## begin Entries supplied

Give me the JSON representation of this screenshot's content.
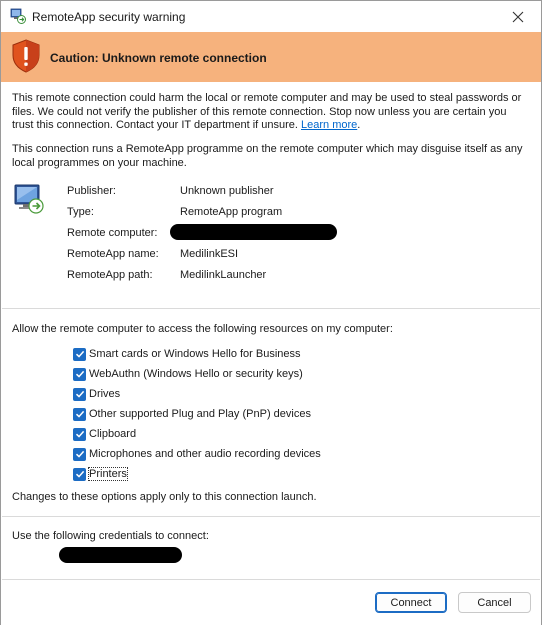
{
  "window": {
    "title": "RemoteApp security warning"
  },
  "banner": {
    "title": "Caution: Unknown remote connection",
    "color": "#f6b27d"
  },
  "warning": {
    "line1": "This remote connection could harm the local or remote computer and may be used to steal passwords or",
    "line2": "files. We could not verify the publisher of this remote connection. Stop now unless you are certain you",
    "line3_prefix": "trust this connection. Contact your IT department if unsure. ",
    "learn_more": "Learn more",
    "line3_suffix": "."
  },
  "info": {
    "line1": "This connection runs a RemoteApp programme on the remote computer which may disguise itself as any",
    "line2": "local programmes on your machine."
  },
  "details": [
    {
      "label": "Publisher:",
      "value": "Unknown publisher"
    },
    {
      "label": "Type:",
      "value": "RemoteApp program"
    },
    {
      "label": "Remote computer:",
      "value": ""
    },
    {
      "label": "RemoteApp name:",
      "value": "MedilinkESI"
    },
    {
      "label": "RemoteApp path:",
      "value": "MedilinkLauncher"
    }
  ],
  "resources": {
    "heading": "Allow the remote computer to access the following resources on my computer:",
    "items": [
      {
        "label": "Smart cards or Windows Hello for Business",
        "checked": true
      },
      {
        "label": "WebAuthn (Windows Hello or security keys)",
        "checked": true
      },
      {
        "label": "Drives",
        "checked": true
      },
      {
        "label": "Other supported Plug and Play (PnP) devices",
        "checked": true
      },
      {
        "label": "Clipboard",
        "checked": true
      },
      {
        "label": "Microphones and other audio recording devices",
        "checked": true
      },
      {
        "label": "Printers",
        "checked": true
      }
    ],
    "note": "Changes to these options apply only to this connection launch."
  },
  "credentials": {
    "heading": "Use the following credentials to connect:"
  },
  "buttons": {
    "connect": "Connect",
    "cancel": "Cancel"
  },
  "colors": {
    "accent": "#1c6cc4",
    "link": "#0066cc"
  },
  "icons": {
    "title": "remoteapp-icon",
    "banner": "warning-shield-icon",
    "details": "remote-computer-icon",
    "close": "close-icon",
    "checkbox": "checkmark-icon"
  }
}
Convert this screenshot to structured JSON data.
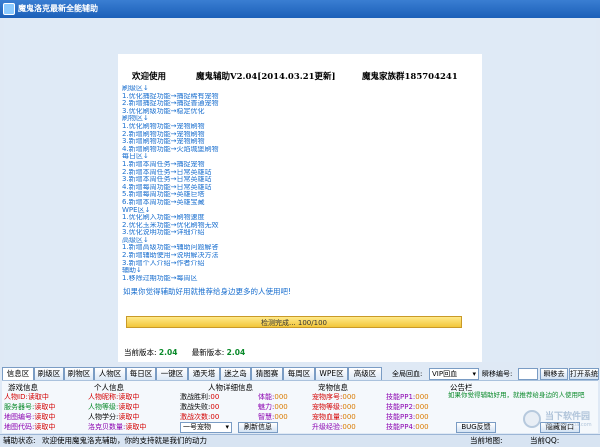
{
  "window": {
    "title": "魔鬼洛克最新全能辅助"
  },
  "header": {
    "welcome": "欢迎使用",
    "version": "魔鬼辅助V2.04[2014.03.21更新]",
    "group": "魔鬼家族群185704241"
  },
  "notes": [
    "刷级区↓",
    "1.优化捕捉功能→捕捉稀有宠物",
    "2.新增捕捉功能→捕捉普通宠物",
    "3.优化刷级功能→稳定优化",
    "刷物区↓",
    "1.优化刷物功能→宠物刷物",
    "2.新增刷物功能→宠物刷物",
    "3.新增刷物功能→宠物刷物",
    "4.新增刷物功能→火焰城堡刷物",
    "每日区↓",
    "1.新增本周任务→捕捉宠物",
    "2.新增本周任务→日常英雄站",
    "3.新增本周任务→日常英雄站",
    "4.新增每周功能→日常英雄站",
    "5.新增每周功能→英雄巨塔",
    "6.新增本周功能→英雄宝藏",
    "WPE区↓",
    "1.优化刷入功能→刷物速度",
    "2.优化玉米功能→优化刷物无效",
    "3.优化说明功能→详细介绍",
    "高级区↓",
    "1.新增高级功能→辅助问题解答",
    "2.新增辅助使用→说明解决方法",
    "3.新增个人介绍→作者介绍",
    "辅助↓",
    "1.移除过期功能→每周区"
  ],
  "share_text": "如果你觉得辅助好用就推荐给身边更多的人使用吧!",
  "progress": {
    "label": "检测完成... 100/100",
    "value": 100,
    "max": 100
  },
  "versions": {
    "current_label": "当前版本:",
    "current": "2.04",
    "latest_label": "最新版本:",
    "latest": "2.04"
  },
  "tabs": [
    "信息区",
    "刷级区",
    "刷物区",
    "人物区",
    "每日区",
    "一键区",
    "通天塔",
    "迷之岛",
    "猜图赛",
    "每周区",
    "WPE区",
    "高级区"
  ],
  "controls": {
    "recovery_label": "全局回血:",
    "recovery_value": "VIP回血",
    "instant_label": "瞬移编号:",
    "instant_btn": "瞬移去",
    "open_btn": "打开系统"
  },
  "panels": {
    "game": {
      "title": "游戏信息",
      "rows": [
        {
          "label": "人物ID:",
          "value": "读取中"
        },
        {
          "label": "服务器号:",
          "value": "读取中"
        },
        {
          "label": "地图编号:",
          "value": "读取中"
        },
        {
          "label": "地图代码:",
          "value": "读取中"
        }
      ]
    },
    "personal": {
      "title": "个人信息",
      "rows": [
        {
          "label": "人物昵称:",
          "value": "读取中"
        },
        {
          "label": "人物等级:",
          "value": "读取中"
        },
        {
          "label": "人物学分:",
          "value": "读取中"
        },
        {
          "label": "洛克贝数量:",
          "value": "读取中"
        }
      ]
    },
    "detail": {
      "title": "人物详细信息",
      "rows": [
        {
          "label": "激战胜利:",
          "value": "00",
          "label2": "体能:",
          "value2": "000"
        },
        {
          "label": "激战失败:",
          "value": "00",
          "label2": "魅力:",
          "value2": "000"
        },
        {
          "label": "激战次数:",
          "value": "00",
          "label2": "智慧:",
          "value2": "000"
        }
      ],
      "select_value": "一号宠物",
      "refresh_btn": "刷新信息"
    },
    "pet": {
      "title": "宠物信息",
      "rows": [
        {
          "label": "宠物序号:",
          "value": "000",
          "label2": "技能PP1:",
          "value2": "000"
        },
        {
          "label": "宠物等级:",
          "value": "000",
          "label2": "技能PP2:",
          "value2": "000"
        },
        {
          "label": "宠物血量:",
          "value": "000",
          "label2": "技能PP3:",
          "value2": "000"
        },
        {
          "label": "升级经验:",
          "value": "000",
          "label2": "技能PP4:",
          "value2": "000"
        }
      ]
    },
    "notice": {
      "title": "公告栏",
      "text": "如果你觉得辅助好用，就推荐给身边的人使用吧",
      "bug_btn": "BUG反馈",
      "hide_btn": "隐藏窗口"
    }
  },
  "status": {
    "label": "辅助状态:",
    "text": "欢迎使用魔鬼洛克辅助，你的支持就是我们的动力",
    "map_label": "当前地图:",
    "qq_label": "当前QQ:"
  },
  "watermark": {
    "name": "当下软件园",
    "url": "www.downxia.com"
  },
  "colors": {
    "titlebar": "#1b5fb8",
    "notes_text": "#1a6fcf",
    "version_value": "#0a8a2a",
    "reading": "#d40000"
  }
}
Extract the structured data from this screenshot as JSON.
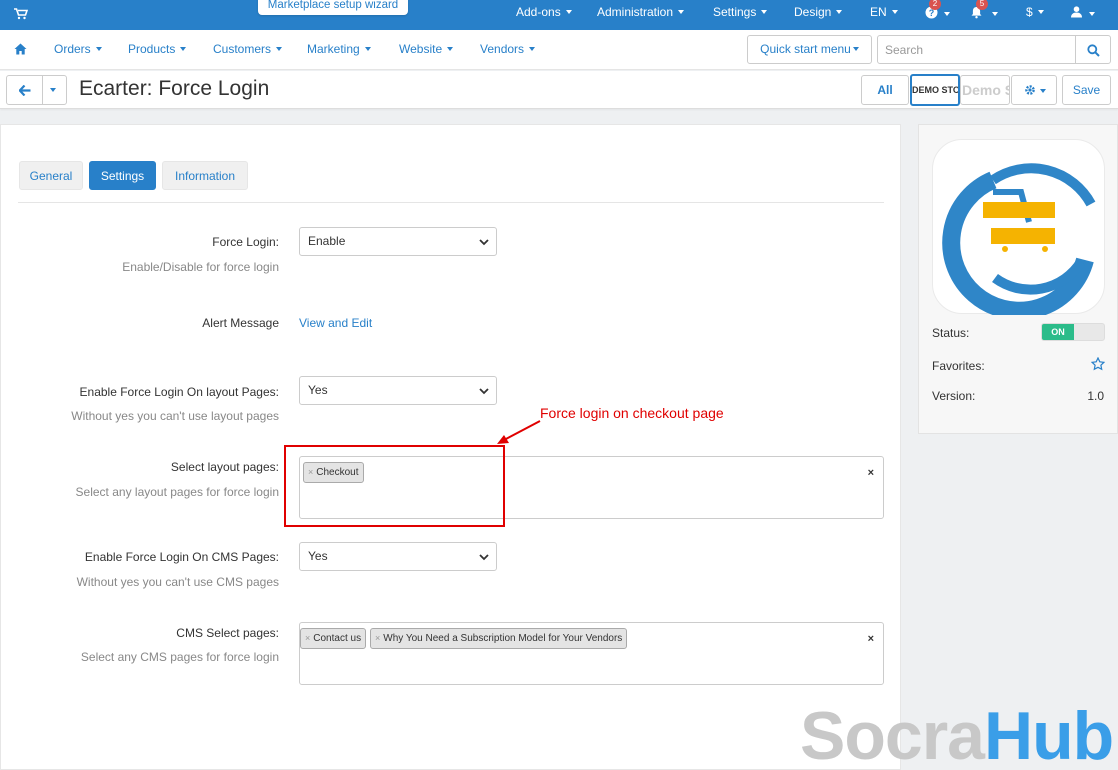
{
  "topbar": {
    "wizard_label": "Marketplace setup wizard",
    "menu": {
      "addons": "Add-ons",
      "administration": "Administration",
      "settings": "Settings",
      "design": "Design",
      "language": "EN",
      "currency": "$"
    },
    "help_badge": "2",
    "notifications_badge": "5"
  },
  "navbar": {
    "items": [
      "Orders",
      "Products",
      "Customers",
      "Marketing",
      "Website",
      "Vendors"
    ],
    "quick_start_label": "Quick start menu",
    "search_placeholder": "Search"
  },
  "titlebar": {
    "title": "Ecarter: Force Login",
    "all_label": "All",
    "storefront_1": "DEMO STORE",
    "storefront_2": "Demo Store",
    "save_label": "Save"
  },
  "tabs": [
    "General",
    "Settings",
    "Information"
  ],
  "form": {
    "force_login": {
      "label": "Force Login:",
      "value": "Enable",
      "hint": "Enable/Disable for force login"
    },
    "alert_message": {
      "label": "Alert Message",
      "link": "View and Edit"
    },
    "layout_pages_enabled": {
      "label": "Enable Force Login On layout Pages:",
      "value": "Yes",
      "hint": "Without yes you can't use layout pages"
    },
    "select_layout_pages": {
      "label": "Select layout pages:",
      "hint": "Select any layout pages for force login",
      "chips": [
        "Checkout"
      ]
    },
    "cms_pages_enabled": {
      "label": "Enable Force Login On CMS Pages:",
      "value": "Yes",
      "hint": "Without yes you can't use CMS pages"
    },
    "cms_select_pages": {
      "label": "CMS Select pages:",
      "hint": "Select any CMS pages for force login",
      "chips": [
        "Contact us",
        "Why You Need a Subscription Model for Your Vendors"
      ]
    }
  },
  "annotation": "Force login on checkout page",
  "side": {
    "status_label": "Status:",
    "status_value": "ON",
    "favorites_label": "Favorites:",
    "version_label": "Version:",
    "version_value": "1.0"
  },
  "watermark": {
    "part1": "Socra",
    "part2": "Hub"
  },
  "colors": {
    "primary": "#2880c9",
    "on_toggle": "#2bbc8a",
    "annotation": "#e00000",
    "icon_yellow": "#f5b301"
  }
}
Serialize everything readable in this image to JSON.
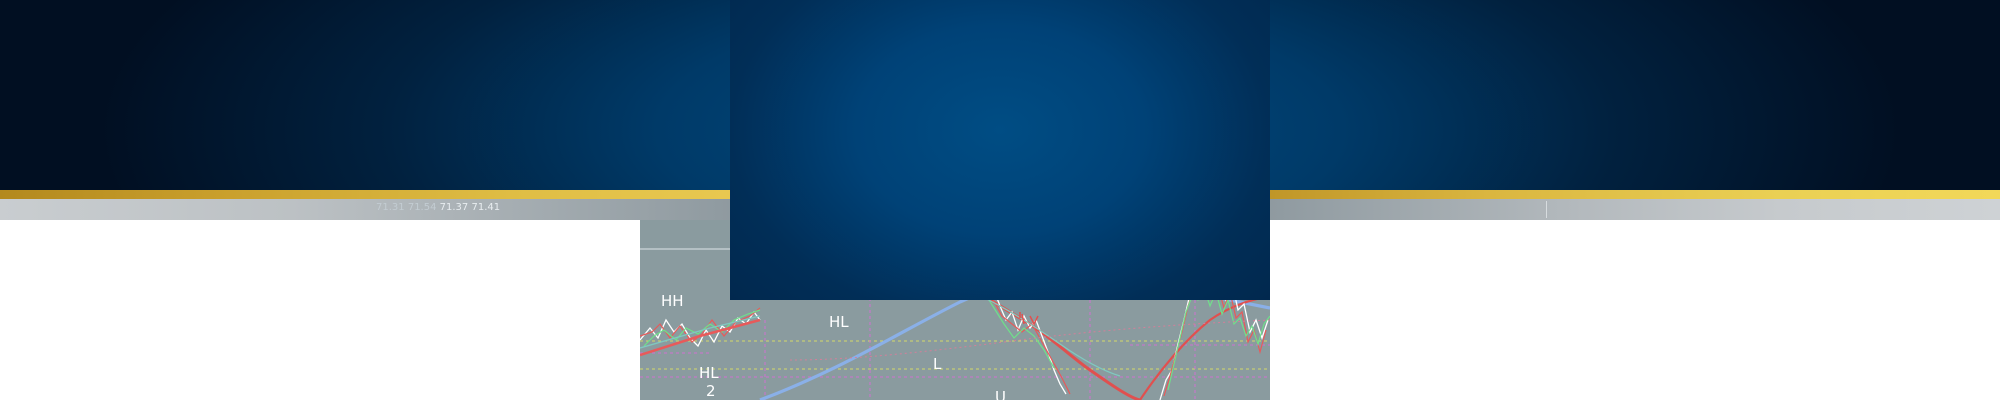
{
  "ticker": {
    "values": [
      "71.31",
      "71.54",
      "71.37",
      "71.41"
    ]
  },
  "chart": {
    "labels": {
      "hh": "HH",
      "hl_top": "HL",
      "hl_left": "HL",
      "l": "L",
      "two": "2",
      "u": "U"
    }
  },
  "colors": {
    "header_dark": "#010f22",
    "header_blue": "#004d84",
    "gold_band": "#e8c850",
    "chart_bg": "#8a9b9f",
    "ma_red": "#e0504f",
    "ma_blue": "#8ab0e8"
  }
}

## end Entries supplied

[Your objective]
Using the listing above, pick out each line that contains the word "menu", then copy it.

[Solution to this problem]
    "menu": {
    "quick_start_label": "Quick start menu",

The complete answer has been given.